> **Goal**
The data below should be restated word for word, with every picture omitted.

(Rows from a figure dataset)
((

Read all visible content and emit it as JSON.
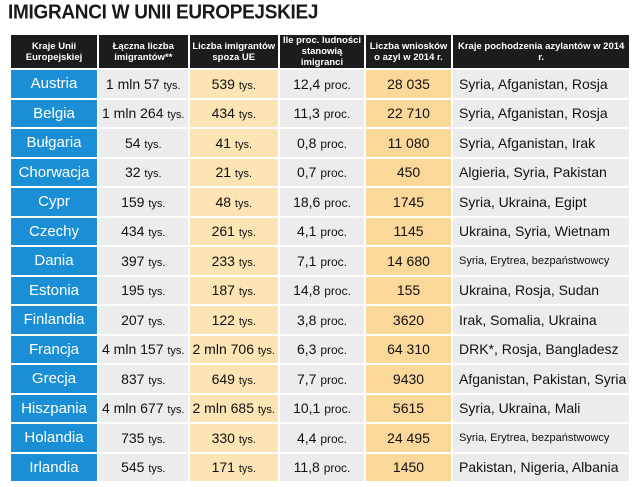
{
  "title": "IMIGRANCI W UNII EUROPEJSKIEJ",
  "headers": [
    "Kraje Unii Europejskiej",
    "Łączna liczba imigrantów**",
    "Liczba imigrantów spoza UE",
    "Ile proc. ludności stanowią imigranci",
    "Liczba wniosków o azyl w 2014 r.",
    "Kraje pochodzenia azylantów w 2014 r."
  ],
  "rows": [
    {
      "country": "Austria",
      "total_a": "1 mln 57",
      "total_u": "tys.",
      "nonEU_a": "539",
      "nonEU_u": "tys.",
      "pct_a": "12,4",
      "pct_u": "proc.",
      "asylum": "28 035",
      "origin": "Syria, Afganistan, Rosja"
    },
    {
      "country": "Belgia",
      "total_a": "1 mln 264",
      "total_u": "tys.",
      "nonEU_a": "434",
      "nonEU_u": "tys.",
      "pct_a": "11,3",
      "pct_u": "proc.",
      "asylum": "22 710",
      "origin": "Syria, Afganistan, Rosja"
    },
    {
      "country": "Bułgaria",
      "total_a": "54",
      "total_u": "tys.",
      "nonEU_a": "41",
      "nonEU_u": "tys.",
      "pct_a": "0,8",
      "pct_u": "proc.",
      "asylum": "11 080",
      "origin": "Syria, Afganistan, Irak"
    },
    {
      "country": "Chorwacja",
      "total_a": "32",
      "total_u": "tys.",
      "nonEU_a": "21",
      "nonEU_u": "tys.",
      "pct_a": "0,7",
      "pct_u": "proc.",
      "asylum": "450",
      "origin": "Algieria, Syria, Pakistan"
    },
    {
      "country": "Cypr",
      "total_a": "159",
      "total_u": "tys.",
      "nonEU_a": "48",
      "nonEU_u": "tys.",
      "pct_a": "18,6",
      "pct_u": "proc.",
      "asylum": "1745",
      "origin": "Syria, Ukraina, Egipt"
    },
    {
      "country": "Czechy",
      "total_a": "434",
      "total_u": "tys.",
      "nonEU_a": "261",
      "nonEU_u": "tys.",
      "pct_a": "4,1",
      "pct_u": "proc.",
      "asylum": "1145",
      "origin": "Ukraina, Syria, Wietnam"
    },
    {
      "country": "Dania",
      "total_a": "397",
      "total_u": "tys.",
      "nonEU_a": "233",
      "nonEU_u": "tys.",
      "pct_a": "7,1",
      "pct_u": "proc.",
      "asylum": "14 680",
      "origin": "Syria, Erytrea, bezpaństwowcy",
      "small": true
    },
    {
      "country": "Estonia",
      "total_a": "195",
      "total_u": "tys.",
      "nonEU_a": "187",
      "nonEU_u": "tys.",
      "pct_a": "14,8",
      "pct_u": "proc.",
      "asylum": "155",
      "origin": "Ukraina, Rosja, Sudan"
    },
    {
      "country": "Finlandia",
      "total_a": "207",
      "total_u": "tys.",
      "nonEU_a": "122",
      "nonEU_u": "tys.",
      "pct_a": "3,8",
      "pct_u": "proc.",
      "asylum": "3620",
      "origin": "Irak, Somalia, Ukraina"
    },
    {
      "country": "Francja",
      "total_a": "4 mln 157",
      "total_u": "tys.",
      "nonEU_a": "2 mln 706",
      "nonEU_u": "tys.",
      "pct_a": "6,3",
      "pct_u": "proc.",
      "asylum": "64 310",
      "origin": "DRK*, Rosja, Bangladesz"
    },
    {
      "country": "Grecja",
      "total_a": "837",
      "total_u": "tys.",
      "nonEU_a": "649",
      "nonEU_u": "tys.",
      "pct_a": "7,7",
      "pct_u": "proc.",
      "asylum": "9430",
      "origin": "Afganistan, Pakistan, Syria"
    },
    {
      "country": "Hiszpania",
      "total_a": "4 mln 677",
      "total_u": "tys.",
      "nonEU_a": "2 mln 685",
      "nonEU_u": "tys.",
      "pct_a": "10,1",
      "pct_u": "proc.",
      "asylum": "5615",
      "origin": "Syria, Ukraina, Mali"
    },
    {
      "country": "Holandia",
      "total_a": "735",
      "total_u": "tys.",
      "nonEU_a": "330",
      "nonEU_u": "tys.",
      "pct_a": "4,4",
      "pct_u": "proc.",
      "asylum": "24 495",
      "origin": "Syria, Erytrea, bezpaństwowcy",
      "small": true
    },
    {
      "country": "Irlandia",
      "total_a": "545",
      "total_u": "tys.",
      "nonEU_a": "171",
      "nonEU_u": "tys.",
      "pct_a": "11,8",
      "pct_u": "proc.",
      "asylum": "1450",
      "origin": "Pakistan, Nigeria, Albania"
    }
  ],
  "colors": {
    "country_bg": "#1b8fd6",
    "header_bg": "#1c1c1c",
    "cell_bg": "#ececec",
    "highlight_bg": "#fde4b4",
    "highlight_strong_bg": "#fbd79a"
  }
}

))

> **Result of this task**
Read all visible content and emit it as JSON.
{
  "title": "IMIGRANCI W UNII EUROPEJSKIEJ",
  "headers": [
    "Kraje Unii Europejskiej",
    "Łączna liczba imigrantów**",
    "Liczba imigrantów spoza UE",
    "Ile proc. ludności stanowią imigranci",
    "Liczba wniosków o azyl w 2014 r.",
    "Kraje pochodzenia azylantów w 2014 r."
  ],
  "rows": [
    {
      "country": "Austria",
      "total_a": "1 mln 57",
      "total_u": "tys.",
      "nonEU_a": "539",
      "nonEU_u": "tys.",
      "pct_a": "12,4",
      "pct_u": "proc.",
      "asylum": "28 035",
      "origin": "Syria, Afganistan, Rosja"
    },
    {
      "country": "Belgia",
      "total_a": "1 mln 264",
      "total_u": "tys.",
      "nonEU_a": "434",
      "nonEU_u": "tys.",
      "pct_a": "11,3",
      "pct_u": "proc.",
      "asylum": "22 710",
      "origin": "Syria, Afganistan, Rosja"
    },
    {
      "country": "Bułgaria",
      "total_a": "54",
      "total_u": "tys.",
      "nonEU_a": "41",
      "nonEU_u": "tys.",
      "pct_a": "0,8",
      "pct_u": "proc.",
      "asylum": "11 080",
      "origin": "Syria, Afganistan, Irak"
    },
    {
      "country": "Chorwacja",
      "total_a": "32",
      "total_u": "tys.",
      "nonEU_a": "21",
      "nonEU_u": "tys.",
      "pct_a": "0,7",
      "pct_u": "proc.",
      "asylum": "450",
      "origin": "Algieria, Syria, Pakistan"
    },
    {
      "country": "Cypr",
      "total_a": "159",
      "total_u": "tys.",
      "nonEU_a": "48",
      "nonEU_u": "tys.",
      "pct_a": "18,6",
      "pct_u": "proc.",
      "asylum": "1745",
      "origin": "Syria, Ukraina, Egipt"
    },
    {
      "country": "Czechy",
      "total_a": "434",
      "total_u": "tys.",
      "nonEU_a": "261",
      "nonEU_u": "tys.",
      "pct_a": "4,1",
      "pct_u": "proc.",
      "asylum": "1145",
      "origin": "Ukraina, Syria, Wietnam"
    },
    {
      "country": "Dania",
      "total_a": "397",
      "total_u": "tys.",
      "nonEU_a": "233",
      "nonEU_u": "tys.",
      "pct_a": "7,1",
      "pct_u": "proc.",
      "asylum": "14 680",
      "origin": "Syria, Erytrea, bezpaństwowcy",
      "small": true
    },
    {
      "country": "Estonia",
      "total_a": "195",
      "total_u": "tys.",
      "nonEU_a": "187",
      "nonEU_u": "tys.",
      "pct_a": "14,8",
      "pct_u": "proc.",
      "asylum": "155",
      "origin": "Ukraina, Rosja, Sudan"
    },
    {
      "country": "Finlandia",
      "total_a": "207",
      "total_u": "tys.",
      "nonEU_a": "122",
      "nonEU_u": "tys.",
      "pct_a": "3,8",
      "pct_u": "proc.",
      "asylum": "3620",
      "origin": "Irak, Somalia, Ukraina"
    },
    {
      "country": "Francja",
      "total_a": "4 mln 157",
      "total_u": "tys.",
      "nonEU_a": "2 mln 706",
      "nonEU_u": "tys.",
      "pct_a": "6,3",
      "pct_u": "proc.",
      "asylum": "64 310",
      "origin": "DRK*, Rosja, Bangladesz"
    },
    {
      "country": "Grecja",
      "total_a": "837",
      "total_u": "tys.",
      "nonEU_a": "649",
      "nonEU_u": "tys.",
      "pct_a": "7,7",
      "pct_u": "proc.",
      "asylum": "9430",
      "origin": "Afganistan, Pakistan, Syria"
    },
    {
      "country": "Hiszpania",
      "total_a": "4 mln 677",
      "total_u": "tys.",
      "nonEU_a": "2 mln 685",
      "nonEU_u": "tys.",
      "pct_a": "10,1",
      "pct_u": "proc.",
      "asylum": "5615",
      "origin": "Syria, Ukraina, Mali"
    },
    {
      "country": "Holandia",
      "total_a": "735",
      "total_u": "tys.",
      "nonEU_a": "330",
      "nonEU_u": "tys.",
      "pct_a": "4,4",
      "pct_u": "proc.",
      "asylum": "24 495",
      "origin": "Syria, Erytrea, bezpaństwowcy",
      "small": true
    },
    {
      "country": "Irlandia",
      "total_a": "545",
      "total_u": "tys.",
      "nonEU_a": "171",
      "nonEU_u": "tys.",
      "pct_a": "11,8",
      "pct_u": "proc.",
      "asylum": "1450",
      "origin": "Pakistan, Nigeria, Albania"
    }
  ],
  "colors": {
    "country_bg": "#1b8fd6",
    "header_bg": "#1c1c1c",
    "cell_bg": "#ececec",
    "highlight_bg": "#fde4b4",
    "highlight_strong_bg": "#fbd79a"
  }
}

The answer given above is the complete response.